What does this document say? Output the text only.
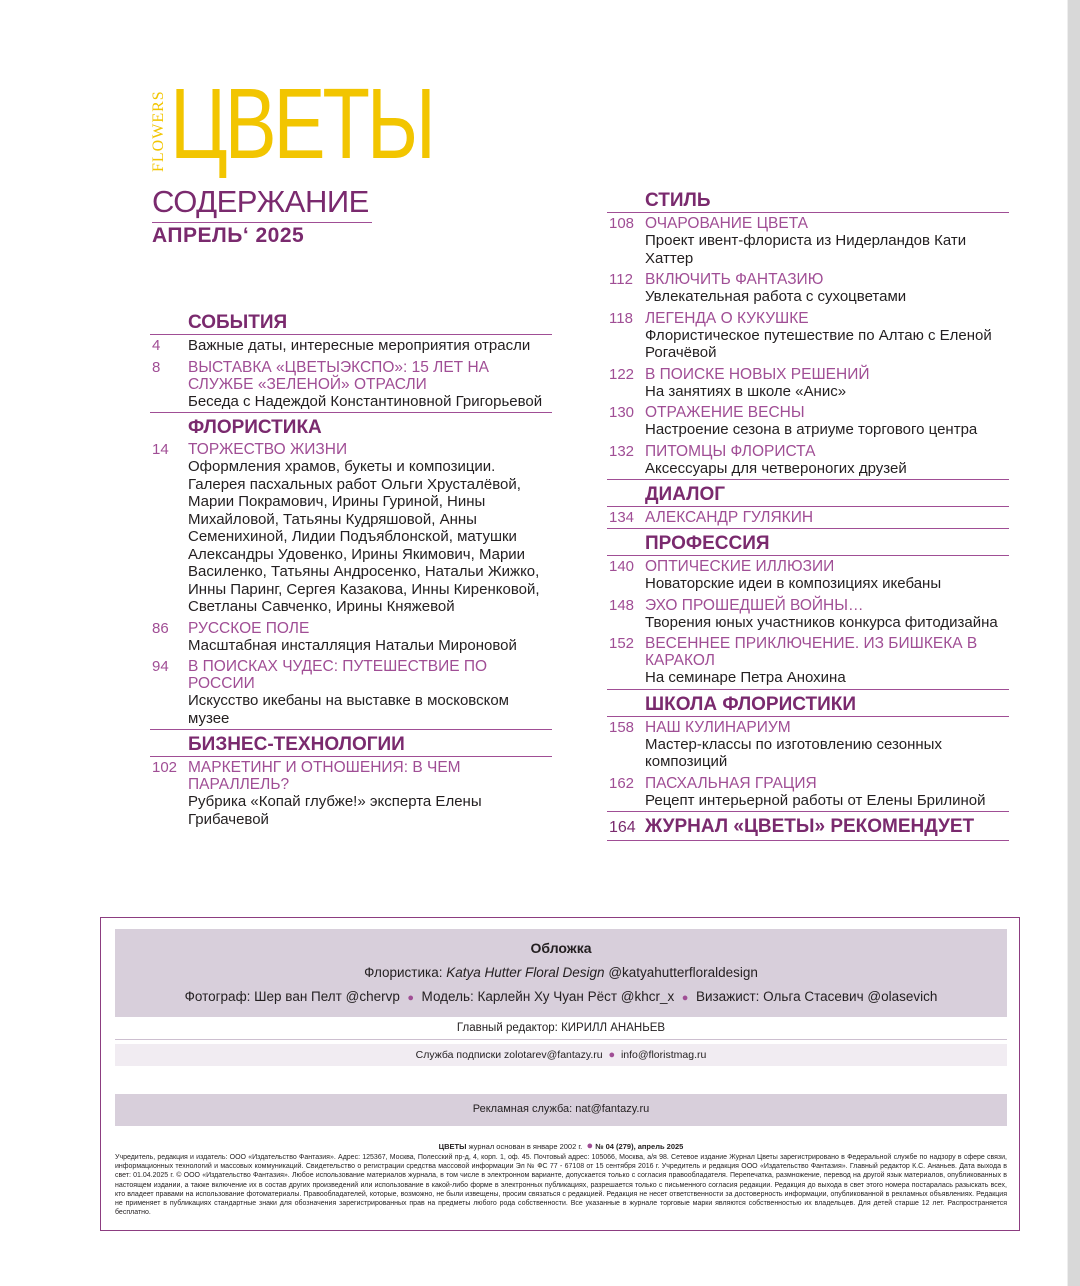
FLOWERS ЦВЕТЫ
СОДЕРЖАНИЕ
АПРЕЛЬ‘ 2025
СОБЫТИЯ
4 Важные даты, интересные мероприятия отрасли
8 ВЫСТАВКА «ЦВЕТЫЭКСПО»: 15 ЛЕТ НА СЛУЖБЕ «ЗЕЛЕНОЙ» ОТРАСЛИ
Беседа с Надеждой Константиновной Григорьевой
ФЛОРИСТИКА
14 ТОРЖЕСТВО ЖИЗНИ
Оформления храмов, букеты и композиции. Галерея пасхальных работ Ольги Хрусталёвой, Марии Покрамович, Ирины Гуриной, Нины Михайловой, Татьяны Кудряшовой, Анны Семенихиной, Лидии Подъяблонской, матушки Александры Удовенко, Ирины Якимович, Марии Василенко, Татьяны Андросенко, Натальи Жижко, Инны Паринг, Сергея Казакова, Инны Киренковой, Светланы Савченко, Ирины Княжевой
86 РУССКОЕ ПОЛЕ
Масштабная инсталляция Натальи Мироновой
94 В ПОИСКАХ ЧУДЕС: ПУТЕШЕСТВИЕ ПО РОССИИ
Искусство икебаны на выставке в московском музее
БИЗНЕС-ТЕХНОЛОГИИ
102 МАРКЕТИНГ И ОТНОШЕНИЯ: В ЧЕМ ПАРАЛЛЕЛЬ?
Рубрика «Копай глубже!» эксперта Елены Грибачевой
СТИЛЬ
108 ОЧАРОВАНИЕ ЦВЕТА
Проект ивент-флориста из Нидерландов Кати Хаттер
112 ВКЛЮЧИТЬ ФАНТАЗИЮ
Увлекательная работа с сухоцветами
118 ЛЕГЕНДА О КУКУШКЕ
Флористическое путешествие по Алтаю с Еленой Рогачёвой
122 В ПОИСКЕ НОВЫХ РЕШЕНИЙ
На занятиях в школе «Анис»
130 ОТРАЖЕНИЕ ВЕСНЫ
Настроение сезона в атриуме торгового центра
132 ПИТОМЦЫ ФЛОРИСТА
Аксессуары для четвероногих друзей
ДИАЛОГ
134 АЛЕКСАНДР ГУЛЯКИН
ПРОФЕССИЯ
140 ОПТИЧЕСКИЕ ИЛЛЮЗИИ
Новаторские идеи в композициях икебаны
148 ЭХО ПРОШЕДШЕЙ ВОЙНЫ…
Творения юных участников конкурса фитодизайна
152 ВЕСЕННЕЕ ПРИКЛЮЧЕНИЕ. ИЗ БИШКЕКА В КАРАКОЛ
На семинаре Петра Анохина
ШКОЛА ФЛОРИСТИКИ
158 НАШ КУЛИНАРИУМ
Мастер-классы по изготовлению сезонных композиций
162 ПАСХАЛЬНАЯ ГРАЦИЯ
Рецепт интерьерной работы от Елены Брилиной
164 ЖУРНАЛ «ЦВЕТЫ» РЕКОМЕНДУЕТ
Обложка
Флористика: Katya Hutter Floral Design @katyahutterfloraldesign
Фотограф: Шер ван Пелт @chervp ● Модель: Карлейн Ху Чуан Рёст @khcr_x ● Визажист: Ольга Стасевич @olasevich
Главный редактор: КИРИЛЛ АНАНЬЕВ
Служба подписки zolotarev@fantazy.ru ● info@floristmag.ru
Рекламная служба: nat@fantazy.ru
ЦВЕТЫ журнал основан в январе 2002 г. ● № 04 (279), апрель 2025
Учредитель, редакция и издатель: ООО «Издательство Фантазия». Адрес: 125367, Москва, Полесский пр-д, 4, корп. 1, оф. 45. Почтовый адрес: 105066, Москва, а/я 98. Сетевое издание Журнал Цветы зарегистрировано в Федеральной службе по надзору в сфере связи, информационных технологий и массовых коммуникаций. Свидетельство о регистрации средства массовой информации Эл № ФС 77 - 67108 от 15 сентября 2016 г. Учредитель и редакция ООО «Издательство Фантазия». Главный редактор К.С. Ананьев. Дата выхода в свет: 01.04.2025 г. © ООО «Издательство Фантазия». Любое использование материалов журнала, в том числе в электронном варианте, допускается только с согласия правообладателя. Перепечатка, размножение, перевод на другой язык материалов, опубликованных в настоящем издании, а также включение их в состав других произведений или использование в какой-либо форме в электронных публикациях, разрешается только с письменного согласия редакции. Редакция до выхода в свет этого номера постаралась разыскать всех, кто владеет правами на использование фотоматериалы. Правообладателей, которые, возможно, не были извещены, просим связаться с редакцией. Редакция не несет ответственности за достоверность информации, опубликованной в рекламных объявлениях. Редакция не применяет в публикациях стандартные знаки для обозначения зарегистрированных прав на предметы любого рода собственности. Все указанные в журнале торговые марки являются собственностью их владельцев. Для детей старше 12 лет. Распространяется бесплатно.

THE PROBLEM
Filter the records above for "икебаны" and copy every matching line.

EXERCISE RESPONSE
Искусство икебаны на выставке в московском музее
Новаторские идеи в композициях икебаны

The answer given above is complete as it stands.